# [REQUEST]
Gather each line of the entries below that includes "here".

# [DATASET]

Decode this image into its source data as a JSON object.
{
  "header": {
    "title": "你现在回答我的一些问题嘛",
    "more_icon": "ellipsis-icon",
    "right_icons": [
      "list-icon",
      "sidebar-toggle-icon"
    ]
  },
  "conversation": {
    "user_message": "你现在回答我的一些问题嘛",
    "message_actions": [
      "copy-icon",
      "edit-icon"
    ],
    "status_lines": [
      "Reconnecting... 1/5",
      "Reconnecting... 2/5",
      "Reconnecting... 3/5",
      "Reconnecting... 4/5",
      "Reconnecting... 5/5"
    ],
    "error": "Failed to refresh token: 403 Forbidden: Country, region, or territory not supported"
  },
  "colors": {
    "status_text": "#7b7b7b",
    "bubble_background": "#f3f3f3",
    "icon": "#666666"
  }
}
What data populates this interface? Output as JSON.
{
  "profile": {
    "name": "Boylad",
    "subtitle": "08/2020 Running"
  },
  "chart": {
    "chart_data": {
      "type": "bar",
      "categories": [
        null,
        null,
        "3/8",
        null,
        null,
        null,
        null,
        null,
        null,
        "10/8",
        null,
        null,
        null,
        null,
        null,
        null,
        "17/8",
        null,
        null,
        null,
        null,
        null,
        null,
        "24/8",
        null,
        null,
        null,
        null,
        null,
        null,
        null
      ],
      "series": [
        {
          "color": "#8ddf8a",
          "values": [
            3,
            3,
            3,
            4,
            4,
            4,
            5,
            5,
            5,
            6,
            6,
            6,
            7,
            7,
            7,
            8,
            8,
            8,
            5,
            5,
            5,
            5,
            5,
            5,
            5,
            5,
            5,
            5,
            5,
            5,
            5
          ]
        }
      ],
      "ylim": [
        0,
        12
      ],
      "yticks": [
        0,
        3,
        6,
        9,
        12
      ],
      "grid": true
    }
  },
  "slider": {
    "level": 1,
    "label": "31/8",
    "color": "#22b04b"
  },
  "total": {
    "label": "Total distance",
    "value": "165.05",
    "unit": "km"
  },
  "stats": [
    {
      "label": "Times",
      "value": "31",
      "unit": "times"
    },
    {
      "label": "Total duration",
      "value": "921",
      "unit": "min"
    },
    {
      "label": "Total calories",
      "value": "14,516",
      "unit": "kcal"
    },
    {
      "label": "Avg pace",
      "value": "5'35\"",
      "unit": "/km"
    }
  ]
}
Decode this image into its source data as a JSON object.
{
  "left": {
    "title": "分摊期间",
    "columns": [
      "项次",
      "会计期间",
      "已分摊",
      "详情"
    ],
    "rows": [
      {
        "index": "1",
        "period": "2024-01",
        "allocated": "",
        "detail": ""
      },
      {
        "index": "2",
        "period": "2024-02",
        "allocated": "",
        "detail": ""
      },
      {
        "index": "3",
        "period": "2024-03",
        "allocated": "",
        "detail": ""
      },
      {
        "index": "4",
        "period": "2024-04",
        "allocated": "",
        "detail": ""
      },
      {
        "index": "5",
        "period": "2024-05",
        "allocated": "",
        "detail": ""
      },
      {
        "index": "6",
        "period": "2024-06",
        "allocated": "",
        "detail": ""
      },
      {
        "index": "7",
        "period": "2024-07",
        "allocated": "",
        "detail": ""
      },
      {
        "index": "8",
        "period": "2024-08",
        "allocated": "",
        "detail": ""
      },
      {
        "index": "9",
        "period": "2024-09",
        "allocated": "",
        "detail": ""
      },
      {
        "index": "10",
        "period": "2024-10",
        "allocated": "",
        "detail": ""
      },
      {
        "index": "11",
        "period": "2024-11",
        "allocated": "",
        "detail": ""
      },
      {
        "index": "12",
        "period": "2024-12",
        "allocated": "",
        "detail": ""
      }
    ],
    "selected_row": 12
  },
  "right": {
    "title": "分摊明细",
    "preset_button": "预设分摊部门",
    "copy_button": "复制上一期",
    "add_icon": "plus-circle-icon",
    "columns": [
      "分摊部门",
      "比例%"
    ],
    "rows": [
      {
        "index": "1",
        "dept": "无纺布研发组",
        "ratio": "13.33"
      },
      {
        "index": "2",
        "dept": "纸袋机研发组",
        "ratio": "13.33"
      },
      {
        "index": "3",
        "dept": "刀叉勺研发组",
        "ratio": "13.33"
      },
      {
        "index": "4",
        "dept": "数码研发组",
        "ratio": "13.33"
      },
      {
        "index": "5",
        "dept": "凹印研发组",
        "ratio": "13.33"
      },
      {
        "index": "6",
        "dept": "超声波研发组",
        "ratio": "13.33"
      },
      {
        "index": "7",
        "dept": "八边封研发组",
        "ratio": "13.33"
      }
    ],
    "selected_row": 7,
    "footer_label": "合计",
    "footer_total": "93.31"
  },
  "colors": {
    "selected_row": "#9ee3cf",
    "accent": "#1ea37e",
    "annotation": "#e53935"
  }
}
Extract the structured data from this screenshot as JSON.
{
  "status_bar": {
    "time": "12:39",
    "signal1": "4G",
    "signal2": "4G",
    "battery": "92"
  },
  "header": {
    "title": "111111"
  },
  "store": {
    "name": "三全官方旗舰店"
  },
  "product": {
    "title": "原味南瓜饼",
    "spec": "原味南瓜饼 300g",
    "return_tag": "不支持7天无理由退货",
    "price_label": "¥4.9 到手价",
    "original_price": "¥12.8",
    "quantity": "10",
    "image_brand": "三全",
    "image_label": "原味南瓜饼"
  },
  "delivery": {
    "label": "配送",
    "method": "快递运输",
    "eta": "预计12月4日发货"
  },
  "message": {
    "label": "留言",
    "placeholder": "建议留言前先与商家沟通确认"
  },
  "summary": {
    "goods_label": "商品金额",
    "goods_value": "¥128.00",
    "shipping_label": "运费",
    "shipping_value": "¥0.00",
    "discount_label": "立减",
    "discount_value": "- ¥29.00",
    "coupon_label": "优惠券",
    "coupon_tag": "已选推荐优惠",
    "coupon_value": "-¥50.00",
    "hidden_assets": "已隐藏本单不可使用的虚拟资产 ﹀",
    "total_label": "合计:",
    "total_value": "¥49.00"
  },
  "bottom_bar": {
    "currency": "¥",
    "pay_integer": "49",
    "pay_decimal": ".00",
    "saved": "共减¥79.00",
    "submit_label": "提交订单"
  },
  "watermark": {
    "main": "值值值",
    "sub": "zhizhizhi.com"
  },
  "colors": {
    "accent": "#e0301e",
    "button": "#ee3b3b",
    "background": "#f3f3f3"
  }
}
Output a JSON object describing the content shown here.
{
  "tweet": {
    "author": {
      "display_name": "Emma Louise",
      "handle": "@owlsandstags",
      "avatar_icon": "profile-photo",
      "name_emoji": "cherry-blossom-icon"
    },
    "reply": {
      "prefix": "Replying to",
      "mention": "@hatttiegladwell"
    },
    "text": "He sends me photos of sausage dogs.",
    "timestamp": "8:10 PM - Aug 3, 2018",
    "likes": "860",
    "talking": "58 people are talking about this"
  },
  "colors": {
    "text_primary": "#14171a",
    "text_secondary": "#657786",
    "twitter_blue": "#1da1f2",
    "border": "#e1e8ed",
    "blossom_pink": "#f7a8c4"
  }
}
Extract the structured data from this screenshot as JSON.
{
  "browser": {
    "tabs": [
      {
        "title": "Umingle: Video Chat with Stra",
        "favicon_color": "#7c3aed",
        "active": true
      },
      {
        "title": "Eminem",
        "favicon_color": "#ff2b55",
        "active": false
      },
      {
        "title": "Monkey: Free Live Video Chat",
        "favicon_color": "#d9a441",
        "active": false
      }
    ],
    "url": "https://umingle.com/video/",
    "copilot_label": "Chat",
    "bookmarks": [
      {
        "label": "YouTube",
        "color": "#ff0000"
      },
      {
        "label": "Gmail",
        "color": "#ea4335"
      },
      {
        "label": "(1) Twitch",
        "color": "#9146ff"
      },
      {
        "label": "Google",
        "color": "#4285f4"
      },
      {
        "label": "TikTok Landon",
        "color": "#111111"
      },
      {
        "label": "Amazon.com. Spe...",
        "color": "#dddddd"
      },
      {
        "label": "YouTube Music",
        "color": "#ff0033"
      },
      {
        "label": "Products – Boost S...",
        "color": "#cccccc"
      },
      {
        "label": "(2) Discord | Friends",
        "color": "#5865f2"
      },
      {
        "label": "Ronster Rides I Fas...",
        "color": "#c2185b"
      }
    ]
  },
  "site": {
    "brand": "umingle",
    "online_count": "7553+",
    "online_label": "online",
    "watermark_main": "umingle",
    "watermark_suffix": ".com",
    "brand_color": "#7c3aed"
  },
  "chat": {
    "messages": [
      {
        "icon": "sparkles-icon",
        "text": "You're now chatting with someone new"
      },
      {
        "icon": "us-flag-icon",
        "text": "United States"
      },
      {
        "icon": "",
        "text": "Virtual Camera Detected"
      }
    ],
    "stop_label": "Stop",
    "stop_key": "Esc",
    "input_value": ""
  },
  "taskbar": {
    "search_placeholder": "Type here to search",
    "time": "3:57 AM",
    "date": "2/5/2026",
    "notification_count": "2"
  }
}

# [RESULT]
Output a JSON object describing the content shown here.
    "search_placeholder": "Type here to search",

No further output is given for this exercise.